--- Materials provided ---

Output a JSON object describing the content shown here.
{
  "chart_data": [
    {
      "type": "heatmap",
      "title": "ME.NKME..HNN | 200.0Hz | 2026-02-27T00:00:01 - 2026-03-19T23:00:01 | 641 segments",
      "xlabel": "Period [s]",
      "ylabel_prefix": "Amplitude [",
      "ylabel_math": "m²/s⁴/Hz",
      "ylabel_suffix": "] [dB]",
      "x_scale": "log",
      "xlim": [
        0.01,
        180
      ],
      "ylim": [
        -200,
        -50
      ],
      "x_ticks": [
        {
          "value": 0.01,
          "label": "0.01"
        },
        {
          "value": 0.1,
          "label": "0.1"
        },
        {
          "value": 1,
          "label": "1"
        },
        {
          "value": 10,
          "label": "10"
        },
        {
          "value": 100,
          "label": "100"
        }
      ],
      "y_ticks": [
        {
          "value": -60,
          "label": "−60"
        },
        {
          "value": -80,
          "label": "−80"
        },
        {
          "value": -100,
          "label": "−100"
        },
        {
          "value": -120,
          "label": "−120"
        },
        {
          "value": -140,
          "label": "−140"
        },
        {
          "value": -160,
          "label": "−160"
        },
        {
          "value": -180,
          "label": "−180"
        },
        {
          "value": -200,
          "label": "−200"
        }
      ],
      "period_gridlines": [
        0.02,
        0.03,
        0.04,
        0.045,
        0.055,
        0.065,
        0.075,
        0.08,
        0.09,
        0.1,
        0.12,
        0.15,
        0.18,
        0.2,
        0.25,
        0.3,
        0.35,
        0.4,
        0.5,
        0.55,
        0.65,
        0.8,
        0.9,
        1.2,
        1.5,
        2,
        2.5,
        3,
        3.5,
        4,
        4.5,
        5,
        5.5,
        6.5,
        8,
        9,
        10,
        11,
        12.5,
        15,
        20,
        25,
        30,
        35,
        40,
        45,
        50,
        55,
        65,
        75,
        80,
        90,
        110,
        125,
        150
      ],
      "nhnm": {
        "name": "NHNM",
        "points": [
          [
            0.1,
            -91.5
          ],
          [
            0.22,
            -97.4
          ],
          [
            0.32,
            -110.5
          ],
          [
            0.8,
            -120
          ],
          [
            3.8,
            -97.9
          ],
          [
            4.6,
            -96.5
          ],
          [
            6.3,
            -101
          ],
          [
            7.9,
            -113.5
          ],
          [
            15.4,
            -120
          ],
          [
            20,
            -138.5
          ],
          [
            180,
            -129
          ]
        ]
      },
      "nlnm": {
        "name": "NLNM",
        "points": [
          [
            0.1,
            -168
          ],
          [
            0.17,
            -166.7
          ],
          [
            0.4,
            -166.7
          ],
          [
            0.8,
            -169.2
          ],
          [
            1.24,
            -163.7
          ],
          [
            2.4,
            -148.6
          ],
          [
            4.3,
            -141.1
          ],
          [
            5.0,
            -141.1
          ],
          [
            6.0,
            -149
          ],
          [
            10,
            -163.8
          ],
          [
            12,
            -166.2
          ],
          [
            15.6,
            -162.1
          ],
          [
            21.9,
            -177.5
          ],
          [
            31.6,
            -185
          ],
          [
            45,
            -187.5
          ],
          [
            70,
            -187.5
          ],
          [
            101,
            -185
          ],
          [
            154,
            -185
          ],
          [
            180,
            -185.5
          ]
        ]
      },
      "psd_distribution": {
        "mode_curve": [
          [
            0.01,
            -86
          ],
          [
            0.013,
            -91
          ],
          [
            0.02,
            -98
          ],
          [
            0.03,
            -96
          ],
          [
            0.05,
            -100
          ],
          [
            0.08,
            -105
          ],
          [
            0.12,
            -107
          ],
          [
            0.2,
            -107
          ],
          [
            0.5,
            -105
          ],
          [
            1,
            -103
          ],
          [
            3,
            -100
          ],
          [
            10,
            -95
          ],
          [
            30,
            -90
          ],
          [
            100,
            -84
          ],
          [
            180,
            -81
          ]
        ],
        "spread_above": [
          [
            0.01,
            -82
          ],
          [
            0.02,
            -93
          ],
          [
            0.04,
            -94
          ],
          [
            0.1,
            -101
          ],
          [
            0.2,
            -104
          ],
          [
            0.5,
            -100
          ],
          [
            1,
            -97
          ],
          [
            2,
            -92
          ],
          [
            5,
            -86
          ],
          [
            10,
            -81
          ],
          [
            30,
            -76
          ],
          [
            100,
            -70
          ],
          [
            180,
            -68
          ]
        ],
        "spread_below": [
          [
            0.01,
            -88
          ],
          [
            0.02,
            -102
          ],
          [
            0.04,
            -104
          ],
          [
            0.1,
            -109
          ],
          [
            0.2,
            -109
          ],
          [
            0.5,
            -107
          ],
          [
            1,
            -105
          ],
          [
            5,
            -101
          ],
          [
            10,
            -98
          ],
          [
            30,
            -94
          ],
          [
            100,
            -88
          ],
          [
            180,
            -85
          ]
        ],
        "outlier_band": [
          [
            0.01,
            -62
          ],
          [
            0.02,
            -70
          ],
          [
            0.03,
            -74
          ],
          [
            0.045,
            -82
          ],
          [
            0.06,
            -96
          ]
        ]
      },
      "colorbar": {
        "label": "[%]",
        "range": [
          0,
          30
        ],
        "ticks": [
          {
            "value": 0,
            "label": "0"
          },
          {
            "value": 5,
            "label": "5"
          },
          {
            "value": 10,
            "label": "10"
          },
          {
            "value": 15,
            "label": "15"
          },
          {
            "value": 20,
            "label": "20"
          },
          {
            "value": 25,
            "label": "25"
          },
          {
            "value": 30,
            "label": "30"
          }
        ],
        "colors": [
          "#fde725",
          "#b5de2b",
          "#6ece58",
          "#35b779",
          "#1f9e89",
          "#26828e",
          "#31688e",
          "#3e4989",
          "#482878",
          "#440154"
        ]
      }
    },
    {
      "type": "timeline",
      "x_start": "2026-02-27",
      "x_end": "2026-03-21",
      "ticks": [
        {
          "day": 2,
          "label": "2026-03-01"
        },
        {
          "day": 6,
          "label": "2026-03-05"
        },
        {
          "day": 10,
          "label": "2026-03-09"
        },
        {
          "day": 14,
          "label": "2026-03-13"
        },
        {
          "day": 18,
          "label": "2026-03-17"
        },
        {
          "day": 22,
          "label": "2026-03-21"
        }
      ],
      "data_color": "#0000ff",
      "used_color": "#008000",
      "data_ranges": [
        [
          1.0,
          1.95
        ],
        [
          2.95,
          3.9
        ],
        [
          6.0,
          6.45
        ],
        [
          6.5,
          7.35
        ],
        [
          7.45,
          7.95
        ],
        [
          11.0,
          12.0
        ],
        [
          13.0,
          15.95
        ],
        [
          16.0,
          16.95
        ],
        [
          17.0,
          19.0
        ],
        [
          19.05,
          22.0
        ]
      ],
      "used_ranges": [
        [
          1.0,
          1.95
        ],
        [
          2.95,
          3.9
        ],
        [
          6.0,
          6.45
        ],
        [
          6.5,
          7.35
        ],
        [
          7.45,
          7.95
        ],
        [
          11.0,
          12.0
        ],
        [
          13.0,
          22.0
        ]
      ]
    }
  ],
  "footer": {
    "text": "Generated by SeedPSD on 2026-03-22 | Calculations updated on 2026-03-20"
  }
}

---

# [Short problem]
Repeat all of the entries exactly.

# [Solved exercise]
Output a JSON object describing the content shown here.
{
  "chart_data": [
    {
      "type": "heatmap",
      "title": "ME.NKME..HNN | 200.0Hz | 2026-02-27T00:00:01 - 2026-03-19T23:00:01 | 641 segments",
      "xlabel": "Period [s]",
      "ylabel_prefix": "Amplitude [",
      "ylabel_math": "m²/s⁴/Hz",
      "ylabel_suffix": "] [dB]",
      "x_scale": "log",
      "xlim": [
        0.01,
        180
      ],
      "ylim": [
        -200,
        -50
      ],
      "x_ticks": [
        {
          "value": 0.01,
          "label": "0.01"
        },
        {
          "value": 0.1,
          "label": "0.1"
        },
        {
          "value": 1,
          "label": "1"
        },
        {
          "value": 10,
          "label": "10"
        },
        {
          "value": 100,
          "label": "100"
        }
      ],
      "y_ticks": [
        {
          "value": -60,
          "label": "−60"
        },
        {
          "value": -80,
          "label": "−80"
        },
        {
          "value": -100,
          "label": "−100"
        },
        {
          "value": -120,
          "label": "−120"
        },
        {
          "value": -140,
          "label": "−140"
        },
        {
          "value": -160,
          "label": "−160"
        },
        {
          "value": -180,
          "label": "−180"
        },
        {
          "value": -200,
          "label": "−200"
        }
      ],
      "period_gridlines": [
        0.02,
        0.03,
        0.04,
        0.045,
        0.055,
        0.065,
        0.075,
        0.08,
        0.09,
        0.1,
        0.12,
        0.15,
        0.18,
        0.2,
        0.25,
        0.3,
        0.35,
        0.4,
        0.5,
        0.55,
        0.65,
        0.8,
        0.9,
        1.2,
        1.5,
        2,
        2.5,
        3,
        3.5,
        4,
        4.5,
        5,
        5.5,
        6.5,
        8,
        9,
        10,
        11,
        12.5,
        15,
        20,
        25,
        30,
        35,
        40,
        45,
        50,
        55,
        65,
        75,
        80,
        90,
        110,
        125,
        150
      ],
      "nhnm": {
        "name": "NHNM",
        "points": [
          [
            0.1,
            -91.5
          ],
          [
            0.22,
            -97.4
          ],
          [
            0.32,
            -110.5
          ],
          [
            0.8,
            -120
          ],
          [
            3.8,
            -97.9
          ],
          [
            4.6,
            -96.5
          ],
          [
            6.3,
            -101
          ],
          [
            7.9,
            -113.5
          ],
          [
            15.4,
            -120
          ],
          [
            20,
            -138.5
          ],
          [
            180,
            -129
          ]
        ]
      },
      "nlnm": {
        "name": "NLNM",
        "points": [
          [
            0.1,
            -168
          ],
          [
            0.17,
            -166.7
          ],
          [
            0.4,
            -166.7
          ],
          [
            0.8,
            -169.2
          ],
          [
            1.24,
            -163.7
          ],
          [
            2.4,
            -148.6
          ],
          [
            4.3,
            -141.1
          ],
          [
            5.0,
            -141.1
          ],
          [
            6.0,
            -149
          ],
          [
            10,
            -163.8
          ],
          [
            12,
            -166.2
          ],
          [
            15.6,
            -162.1
          ],
          [
            21.9,
            -177.5
          ],
          [
            31.6,
            -185
          ],
          [
            45,
            -187.5
          ],
          [
            70,
            -187.5
          ],
          [
            101,
            -185
          ],
          [
            154,
            -185
          ],
          [
            180,
            -185.5
          ]
        ]
      },
      "psd_distribution": {
        "mode_curve": [
          [
            0.01,
            -86
          ],
          [
            0.013,
            -91
          ],
          [
            0.02,
            -98
          ],
          [
            0.03,
            -96
          ],
          [
            0.05,
            -100
          ],
          [
            0.08,
            -105
          ],
          [
            0.12,
            -107
          ],
          [
            0.2,
            -107
          ],
          [
            0.5,
            -105
          ],
          [
            1,
            -103
          ],
          [
            3,
            -100
          ],
          [
            10,
            -95
          ],
          [
            30,
            -90
          ],
          [
            100,
            -84
          ],
          [
            180,
            -81
          ]
        ],
        "spread_above": [
          [
            0.01,
            -82
          ],
          [
            0.02,
            -93
          ],
          [
            0.04,
            -94
          ],
          [
            0.1,
            -101
          ],
          [
            0.2,
            -104
          ],
          [
            0.5,
            -100
          ],
          [
            1,
            -97
          ],
          [
            2,
            -92
          ],
          [
            5,
            -86
          ],
          [
            10,
            -81
          ],
          [
            30,
            -76
          ],
          [
            100,
            -70
          ],
          [
            180,
            -68
          ]
        ],
        "spread_below": [
          [
            0.01,
            -88
          ],
          [
            0.02,
            -102
          ],
          [
            0.04,
            -104
          ],
          [
            0.1,
            -109
          ],
          [
            0.2,
            -109
          ],
          [
            0.5,
            -107
          ],
          [
            1,
            -105
          ],
          [
            5,
            -101
          ],
          [
            10,
            -98
          ],
          [
            30,
            -94
          ],
          [
            100,
            -88
          ],
          [
            180,
            -85
          ]
        ],
        "outlier_band": [
          [
            0.01,
            -62
          ],
          [
            0.02,
            -70
          ],
          [
            0.03,
            -74
          ],
          [
            0.045,
            -82
          ],
          [
            0.06,
            -96
          ]
        ]
      },
      "colorbar": {
        "label": "[%]",
        "range": [
          0,
          30
        ],
        "ticks": [
          {
            "value": 0,
            "label": "0"
          },
          {
            "value": 5,
            "label": "5"
          },
          {
            "value": 10,
            "label": "10"
          },
          {
            "value": 15,
            "label": "15"
          },
          {
            "value": 20,
            "label": "20"
          },
          {
            "value": 25,
            "label": "25"
          },
          {
            "value": 30,
            "label": "30"
          }
        ],
        "colors": [
          "#fde725",
          "#b5de2b",
          "#6ece58",
          "#35b779",
          "#1f9e89",
          "#26828e",
          "#31688e",
          "#3e4989",
          "#482878",
          "#440154"
        ]
      }
    },
    {
      "type": "timeline",
      "x_start": "2026-02-27",
      "x_end": "2026-03-21",
      "ticks": [
        {
          "day": 2,
          "label": "2026-03-01"
        },
        {
          "day": 6,
          "label": "2026-03-05"
        },
        {
          "day": 10,
          "label": "2026-03-09"
        },
        {
          "day": 14,
          "label": "2026-03-13"
        },
        {
          "day": 18,
          "label": "2026-03-17"
        },
        {
          "day": 22,
          "label": "2026-03-21"
        }
      ],
      "data_color": "#0000ff",
      "used_color": "#008000",
      "data_ranges": [
        [
          1.0,
          1.95
        ],
        [
          2.95,
          3.9
        ],
        [
          6.0,
          6.45
        ],
        [
          6.5,
          7.35
        ],
        [
          7.45,
          7.95
        ],
        [
          11.0,
          12.0
        ],
        [
          13.0,
          15.95
        ],
        [
          16.0,
          16.95
        ],
        [
          17.0,
          19.0
        ],
        [
          19.05,
          22.0
        ]
      ],
      "used_ranges": [
        [
          1.0,
          1.95
        ],
        [
          2.95,
          3.9
        ],
        [
          6.0,
          6.45
        ],
        [
          6.5,
          7.35
        ],
        [
          7.45,
          7.95
        ],
        [
          11.0,
          12.0
        ],
        [
          13.0,
          22.0
        ]
      ]
    }
  ],
  "footer": {
    "text": "Generated by SeedPSD on 2026-03-22 | Calculations updated on 2026-03-20"
  }
}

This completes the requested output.